▽

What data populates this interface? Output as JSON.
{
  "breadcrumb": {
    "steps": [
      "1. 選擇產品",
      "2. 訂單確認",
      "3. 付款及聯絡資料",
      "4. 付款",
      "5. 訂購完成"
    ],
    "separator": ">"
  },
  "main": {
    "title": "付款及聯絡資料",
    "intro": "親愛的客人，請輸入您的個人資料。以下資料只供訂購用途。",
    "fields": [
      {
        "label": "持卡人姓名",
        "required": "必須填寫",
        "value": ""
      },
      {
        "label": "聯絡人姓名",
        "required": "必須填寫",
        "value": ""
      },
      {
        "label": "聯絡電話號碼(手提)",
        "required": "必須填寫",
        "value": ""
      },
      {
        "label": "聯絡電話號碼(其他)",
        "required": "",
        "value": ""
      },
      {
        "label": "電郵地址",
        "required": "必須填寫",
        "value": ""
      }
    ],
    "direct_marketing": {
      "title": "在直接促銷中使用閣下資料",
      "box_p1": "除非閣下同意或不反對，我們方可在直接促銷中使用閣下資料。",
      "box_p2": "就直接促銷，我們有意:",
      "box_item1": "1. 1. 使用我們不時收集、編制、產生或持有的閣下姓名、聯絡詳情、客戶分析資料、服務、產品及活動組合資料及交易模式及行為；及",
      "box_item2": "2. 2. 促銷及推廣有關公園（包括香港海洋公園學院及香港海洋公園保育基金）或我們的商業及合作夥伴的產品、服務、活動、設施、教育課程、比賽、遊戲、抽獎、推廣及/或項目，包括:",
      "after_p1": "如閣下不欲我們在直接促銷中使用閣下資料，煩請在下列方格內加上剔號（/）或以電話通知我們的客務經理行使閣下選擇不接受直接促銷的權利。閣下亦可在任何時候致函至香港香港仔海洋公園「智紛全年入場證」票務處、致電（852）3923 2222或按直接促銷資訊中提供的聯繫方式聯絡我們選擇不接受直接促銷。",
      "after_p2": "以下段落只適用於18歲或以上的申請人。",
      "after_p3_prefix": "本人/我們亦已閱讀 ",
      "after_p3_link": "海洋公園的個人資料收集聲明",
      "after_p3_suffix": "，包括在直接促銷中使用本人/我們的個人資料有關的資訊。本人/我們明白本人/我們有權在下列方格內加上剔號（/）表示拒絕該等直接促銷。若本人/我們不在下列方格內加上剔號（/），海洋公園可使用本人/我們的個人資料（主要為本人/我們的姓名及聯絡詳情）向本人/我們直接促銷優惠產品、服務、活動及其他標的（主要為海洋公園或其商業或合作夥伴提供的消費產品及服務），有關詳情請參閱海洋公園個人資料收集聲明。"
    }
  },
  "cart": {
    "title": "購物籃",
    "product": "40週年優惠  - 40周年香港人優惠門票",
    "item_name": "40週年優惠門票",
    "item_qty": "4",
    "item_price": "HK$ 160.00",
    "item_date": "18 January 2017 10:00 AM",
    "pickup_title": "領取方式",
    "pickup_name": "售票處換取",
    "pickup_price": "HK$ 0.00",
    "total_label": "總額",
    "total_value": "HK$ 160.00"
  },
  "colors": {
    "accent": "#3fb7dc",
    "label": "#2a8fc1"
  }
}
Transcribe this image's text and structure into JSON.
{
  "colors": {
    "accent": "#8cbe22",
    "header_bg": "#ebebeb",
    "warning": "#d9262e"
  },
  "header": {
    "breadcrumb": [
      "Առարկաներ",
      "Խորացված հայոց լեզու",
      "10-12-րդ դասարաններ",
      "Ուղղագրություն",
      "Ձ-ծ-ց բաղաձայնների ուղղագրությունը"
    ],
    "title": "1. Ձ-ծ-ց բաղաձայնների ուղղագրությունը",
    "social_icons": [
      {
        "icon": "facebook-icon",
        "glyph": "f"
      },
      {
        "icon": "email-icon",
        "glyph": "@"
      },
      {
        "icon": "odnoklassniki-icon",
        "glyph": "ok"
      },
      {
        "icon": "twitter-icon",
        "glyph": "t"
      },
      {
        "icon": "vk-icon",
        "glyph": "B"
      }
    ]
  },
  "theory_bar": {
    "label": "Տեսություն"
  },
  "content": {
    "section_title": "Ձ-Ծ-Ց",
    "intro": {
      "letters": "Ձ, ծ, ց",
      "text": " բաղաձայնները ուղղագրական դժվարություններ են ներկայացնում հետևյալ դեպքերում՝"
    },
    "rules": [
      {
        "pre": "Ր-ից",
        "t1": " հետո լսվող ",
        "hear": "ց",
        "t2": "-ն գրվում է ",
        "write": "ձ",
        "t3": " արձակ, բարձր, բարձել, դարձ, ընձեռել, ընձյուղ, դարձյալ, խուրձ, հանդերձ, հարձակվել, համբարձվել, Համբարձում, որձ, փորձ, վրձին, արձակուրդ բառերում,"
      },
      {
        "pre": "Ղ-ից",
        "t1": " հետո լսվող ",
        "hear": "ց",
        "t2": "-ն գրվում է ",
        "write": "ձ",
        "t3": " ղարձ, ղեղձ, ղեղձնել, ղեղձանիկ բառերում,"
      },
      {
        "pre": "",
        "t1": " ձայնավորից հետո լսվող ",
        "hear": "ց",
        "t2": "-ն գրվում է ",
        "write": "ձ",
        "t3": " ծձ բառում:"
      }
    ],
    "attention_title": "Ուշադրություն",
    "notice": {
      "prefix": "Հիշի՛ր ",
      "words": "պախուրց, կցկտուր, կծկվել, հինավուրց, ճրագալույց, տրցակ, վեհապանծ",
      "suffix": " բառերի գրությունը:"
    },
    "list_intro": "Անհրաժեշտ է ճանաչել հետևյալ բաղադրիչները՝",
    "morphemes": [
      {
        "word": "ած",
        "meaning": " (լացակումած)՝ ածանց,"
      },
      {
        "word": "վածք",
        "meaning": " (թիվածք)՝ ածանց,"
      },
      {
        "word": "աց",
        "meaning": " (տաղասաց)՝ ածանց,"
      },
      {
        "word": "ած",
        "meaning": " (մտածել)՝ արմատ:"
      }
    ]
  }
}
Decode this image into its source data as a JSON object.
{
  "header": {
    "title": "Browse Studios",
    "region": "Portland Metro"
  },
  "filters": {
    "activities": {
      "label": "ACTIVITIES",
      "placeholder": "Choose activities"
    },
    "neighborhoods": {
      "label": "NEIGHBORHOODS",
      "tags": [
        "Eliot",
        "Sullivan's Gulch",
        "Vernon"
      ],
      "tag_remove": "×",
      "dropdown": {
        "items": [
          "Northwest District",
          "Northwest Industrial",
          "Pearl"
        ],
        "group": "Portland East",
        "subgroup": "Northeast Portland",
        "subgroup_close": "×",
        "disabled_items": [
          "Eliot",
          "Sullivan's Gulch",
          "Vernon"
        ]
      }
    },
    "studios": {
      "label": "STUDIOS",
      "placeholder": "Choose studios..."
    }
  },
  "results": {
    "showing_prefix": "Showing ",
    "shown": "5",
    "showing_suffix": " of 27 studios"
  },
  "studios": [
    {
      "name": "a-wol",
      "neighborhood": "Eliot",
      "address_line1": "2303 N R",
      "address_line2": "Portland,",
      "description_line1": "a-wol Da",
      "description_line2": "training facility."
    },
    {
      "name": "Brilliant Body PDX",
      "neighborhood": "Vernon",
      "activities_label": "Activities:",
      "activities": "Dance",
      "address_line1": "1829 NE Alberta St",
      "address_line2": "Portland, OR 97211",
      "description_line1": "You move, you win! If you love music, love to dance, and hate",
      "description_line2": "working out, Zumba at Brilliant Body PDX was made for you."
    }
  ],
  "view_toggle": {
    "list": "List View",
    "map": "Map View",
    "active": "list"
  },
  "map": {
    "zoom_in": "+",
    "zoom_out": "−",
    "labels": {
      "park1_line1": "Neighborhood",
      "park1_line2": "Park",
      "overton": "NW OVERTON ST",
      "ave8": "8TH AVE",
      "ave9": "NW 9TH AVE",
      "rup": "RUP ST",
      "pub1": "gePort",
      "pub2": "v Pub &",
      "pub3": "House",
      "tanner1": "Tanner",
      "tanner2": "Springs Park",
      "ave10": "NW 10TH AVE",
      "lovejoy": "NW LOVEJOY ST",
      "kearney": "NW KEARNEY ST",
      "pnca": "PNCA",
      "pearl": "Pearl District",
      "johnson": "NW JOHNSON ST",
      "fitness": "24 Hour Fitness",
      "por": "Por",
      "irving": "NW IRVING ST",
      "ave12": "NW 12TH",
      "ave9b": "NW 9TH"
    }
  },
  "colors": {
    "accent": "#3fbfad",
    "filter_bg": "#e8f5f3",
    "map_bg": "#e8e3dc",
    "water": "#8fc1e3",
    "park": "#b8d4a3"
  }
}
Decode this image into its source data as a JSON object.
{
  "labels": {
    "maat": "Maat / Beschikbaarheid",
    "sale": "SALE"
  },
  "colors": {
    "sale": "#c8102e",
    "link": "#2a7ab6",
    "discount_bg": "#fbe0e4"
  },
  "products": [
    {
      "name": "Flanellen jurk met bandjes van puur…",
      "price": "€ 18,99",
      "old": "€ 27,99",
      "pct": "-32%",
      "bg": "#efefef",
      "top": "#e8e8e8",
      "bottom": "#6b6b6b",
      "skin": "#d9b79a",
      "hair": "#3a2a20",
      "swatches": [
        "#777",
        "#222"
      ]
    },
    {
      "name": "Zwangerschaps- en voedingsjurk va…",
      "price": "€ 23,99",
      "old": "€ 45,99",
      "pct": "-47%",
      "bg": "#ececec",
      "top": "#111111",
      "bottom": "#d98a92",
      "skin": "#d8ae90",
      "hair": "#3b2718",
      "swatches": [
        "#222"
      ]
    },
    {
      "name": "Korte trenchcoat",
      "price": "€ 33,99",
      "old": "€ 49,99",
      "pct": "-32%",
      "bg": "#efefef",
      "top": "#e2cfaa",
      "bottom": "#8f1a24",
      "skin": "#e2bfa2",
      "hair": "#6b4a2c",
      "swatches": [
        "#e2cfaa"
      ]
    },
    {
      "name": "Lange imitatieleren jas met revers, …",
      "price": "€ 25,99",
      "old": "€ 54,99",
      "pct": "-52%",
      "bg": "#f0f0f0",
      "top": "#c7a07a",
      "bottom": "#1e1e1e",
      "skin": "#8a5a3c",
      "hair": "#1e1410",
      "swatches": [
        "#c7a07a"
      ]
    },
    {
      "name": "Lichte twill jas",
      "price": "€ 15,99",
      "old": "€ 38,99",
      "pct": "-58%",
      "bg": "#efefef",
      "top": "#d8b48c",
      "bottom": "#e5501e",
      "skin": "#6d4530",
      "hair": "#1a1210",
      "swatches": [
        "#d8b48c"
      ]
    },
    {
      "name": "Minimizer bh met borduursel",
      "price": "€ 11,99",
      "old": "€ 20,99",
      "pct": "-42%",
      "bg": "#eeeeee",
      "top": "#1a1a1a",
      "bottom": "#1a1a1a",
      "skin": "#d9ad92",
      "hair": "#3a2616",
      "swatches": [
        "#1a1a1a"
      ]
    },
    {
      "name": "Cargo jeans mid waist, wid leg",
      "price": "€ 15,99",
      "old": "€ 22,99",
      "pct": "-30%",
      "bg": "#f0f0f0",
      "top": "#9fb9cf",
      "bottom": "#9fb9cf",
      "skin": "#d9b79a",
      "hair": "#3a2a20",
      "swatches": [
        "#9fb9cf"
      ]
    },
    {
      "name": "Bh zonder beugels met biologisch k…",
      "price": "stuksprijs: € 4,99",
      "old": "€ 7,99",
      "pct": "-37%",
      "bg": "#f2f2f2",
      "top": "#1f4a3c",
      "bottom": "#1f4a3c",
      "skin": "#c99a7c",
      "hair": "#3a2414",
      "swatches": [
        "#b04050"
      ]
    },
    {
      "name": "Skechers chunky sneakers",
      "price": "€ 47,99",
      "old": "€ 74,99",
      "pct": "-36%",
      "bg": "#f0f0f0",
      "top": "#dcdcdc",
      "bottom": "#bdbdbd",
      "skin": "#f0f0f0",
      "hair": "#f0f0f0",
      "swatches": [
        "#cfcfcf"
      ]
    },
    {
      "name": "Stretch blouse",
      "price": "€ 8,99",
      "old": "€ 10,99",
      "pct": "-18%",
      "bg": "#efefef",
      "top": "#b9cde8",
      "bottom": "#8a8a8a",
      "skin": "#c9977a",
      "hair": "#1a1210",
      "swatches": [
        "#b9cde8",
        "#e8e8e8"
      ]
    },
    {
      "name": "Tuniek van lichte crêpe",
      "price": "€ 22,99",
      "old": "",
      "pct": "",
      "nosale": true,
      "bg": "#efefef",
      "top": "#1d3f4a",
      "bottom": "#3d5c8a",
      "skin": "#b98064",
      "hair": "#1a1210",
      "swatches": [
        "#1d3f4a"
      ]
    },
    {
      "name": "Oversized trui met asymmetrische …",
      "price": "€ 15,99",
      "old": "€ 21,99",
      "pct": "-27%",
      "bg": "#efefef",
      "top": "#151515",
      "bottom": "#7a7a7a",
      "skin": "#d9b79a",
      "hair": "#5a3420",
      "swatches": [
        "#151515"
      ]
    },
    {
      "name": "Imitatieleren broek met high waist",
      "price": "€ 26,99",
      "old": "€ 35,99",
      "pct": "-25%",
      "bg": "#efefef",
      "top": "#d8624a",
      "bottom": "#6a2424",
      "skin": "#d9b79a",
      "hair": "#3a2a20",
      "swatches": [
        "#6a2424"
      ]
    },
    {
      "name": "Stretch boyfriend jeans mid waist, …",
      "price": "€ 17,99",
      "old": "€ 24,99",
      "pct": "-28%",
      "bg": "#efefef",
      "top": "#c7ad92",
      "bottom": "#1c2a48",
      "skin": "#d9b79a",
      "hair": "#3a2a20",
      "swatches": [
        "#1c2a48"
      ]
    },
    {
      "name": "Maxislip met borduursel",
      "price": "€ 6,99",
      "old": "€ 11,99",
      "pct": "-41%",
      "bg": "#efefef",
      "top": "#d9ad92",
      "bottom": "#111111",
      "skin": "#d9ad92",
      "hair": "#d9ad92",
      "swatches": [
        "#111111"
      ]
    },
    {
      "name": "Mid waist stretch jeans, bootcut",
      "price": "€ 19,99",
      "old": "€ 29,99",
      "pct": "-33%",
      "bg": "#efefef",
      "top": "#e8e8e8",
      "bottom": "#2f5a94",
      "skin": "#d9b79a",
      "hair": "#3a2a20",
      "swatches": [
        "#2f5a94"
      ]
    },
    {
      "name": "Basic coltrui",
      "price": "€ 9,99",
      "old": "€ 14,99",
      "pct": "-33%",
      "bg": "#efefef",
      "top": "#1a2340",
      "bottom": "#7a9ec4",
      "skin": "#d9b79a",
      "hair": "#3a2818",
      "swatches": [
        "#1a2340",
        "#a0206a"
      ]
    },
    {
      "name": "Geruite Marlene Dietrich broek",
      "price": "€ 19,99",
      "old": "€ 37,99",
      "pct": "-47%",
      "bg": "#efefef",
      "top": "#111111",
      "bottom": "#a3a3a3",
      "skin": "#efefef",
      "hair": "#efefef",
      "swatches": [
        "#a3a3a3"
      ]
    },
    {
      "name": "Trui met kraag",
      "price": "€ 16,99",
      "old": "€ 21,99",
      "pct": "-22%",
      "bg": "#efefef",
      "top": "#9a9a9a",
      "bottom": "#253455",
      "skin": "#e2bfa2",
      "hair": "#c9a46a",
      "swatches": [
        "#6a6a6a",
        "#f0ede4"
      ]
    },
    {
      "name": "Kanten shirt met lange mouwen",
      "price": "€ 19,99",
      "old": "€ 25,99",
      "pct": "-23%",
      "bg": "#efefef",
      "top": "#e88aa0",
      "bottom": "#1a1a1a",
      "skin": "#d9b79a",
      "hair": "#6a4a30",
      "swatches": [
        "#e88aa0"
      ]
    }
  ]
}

△

Description of the task
Look through the listing and extract every line with "բառերում" in it.

Response
        "t3": " արձակ, բարձր, բարձել, դարձ, ընձեռել, ընձյուղ, դարձյալ, խուրձ, հանդերձ, հարձակվել, համբարձվել, Համբարձում, որձ, փորձ, վրձին, արձակուրդ բառերում,"
        "t3": " ղարձ, ղեղձ, ղեղձնել, ղեղձանիկ բառերում,"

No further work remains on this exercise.